STATED EXERCISE:
Quote the whole listing exactly. Leave the pictures out of your copy.

====================

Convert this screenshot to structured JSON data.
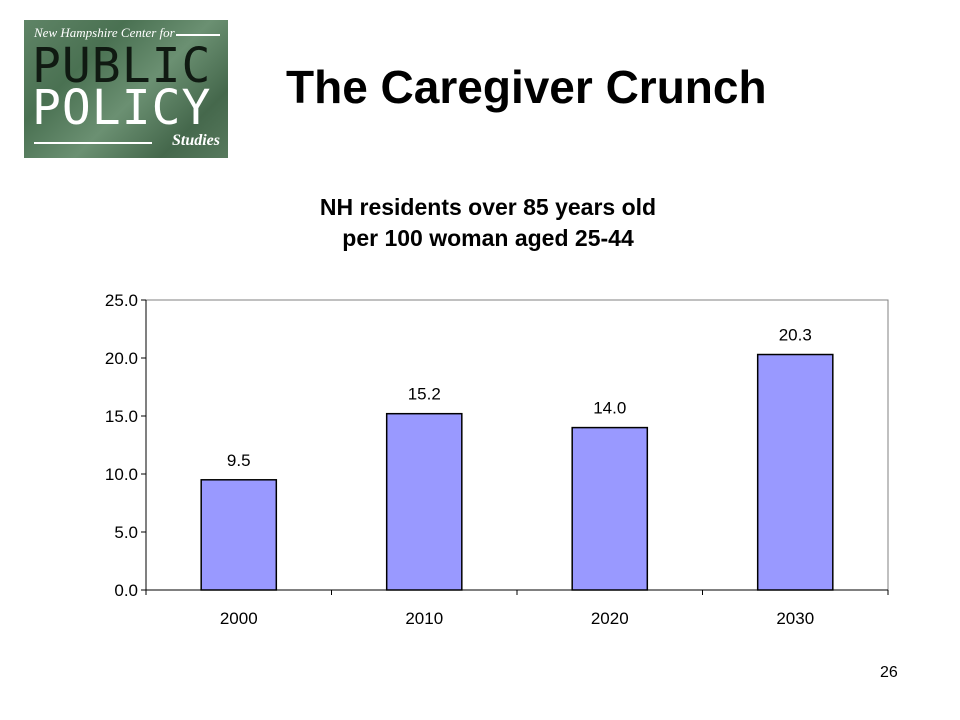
{
  "logo": {
    "org": "New Hampshire Center for",
    "word1": "PUBLIC",
    "word2": "POLICY",
    "sub": "Studies"
  },
  "slide": {
    "title": "The Caregiver Crunch",
    "page_number": "26"
  },
  "colors": {
    "bar_fill": "#9999ff",
    "bar_stroke": "#000000"
  },
  "chart_data": {
    "type": "bar",
    "title_lines": [
      "NH residents over 85 years old",
      "per 100 woman aged 25-44"
    ],
    "categories": [
      "2000",
      "2010",
      "2020",
      "2030"
    ],
    "values": [
      9.5,
      15.2,
      14.0,
      20.3
    ],
    "value_labels": [
      "9.5",
      "15.2",
      "14.0",
      "20.3"
    ],
    "ylim": [
      0,
      25
    ],
    "yticks": [
      "0.0",
      "5.0",
      "10.0",
      "15.0",
      "20.0",
      "25.0"
    ],
    "grid": false,
    "legend": "none"
  }
}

====================

SOLUTION:
Convert this screenshot to structured JSON data.
{
  "logo": {
    "org": "New Hampshire Center for",
    "word1": "PUBLIC",
    "word2": "POLICY",
    "sub": "Studies"
  },
  "slide": {
    "title": "The Caregiver Crunch",
    "page_number": "26"
  },
  "colors": {
    "bar_fill": "#9999ff",
    "bar_stroke": "#000000"
  },
  "chart_data": {
    "type": "bar",
    "title_lines": [
      "NH residents over 85 years old",
      "per 100 woman aged 25-44"
    ],
    "categories": [
      "2000",
      "2010",
      "2020",
      "2030"
    ],
    "values": [
      9.5,
      15.2,
      14.0,
      20.3
    ],
    "value_labels": [
      "9.5",
      "15.2",
      "14.0",
      "20.3"
    ],
    "ylim": [
      0,
      25
    ],
    "yticks": [
      "0.0",
      "5.0",
      "10.0",
      "15.0",
      "20.0",
      "25.0"
    ],
    "grid": false,
    "legend": "none"
  }
}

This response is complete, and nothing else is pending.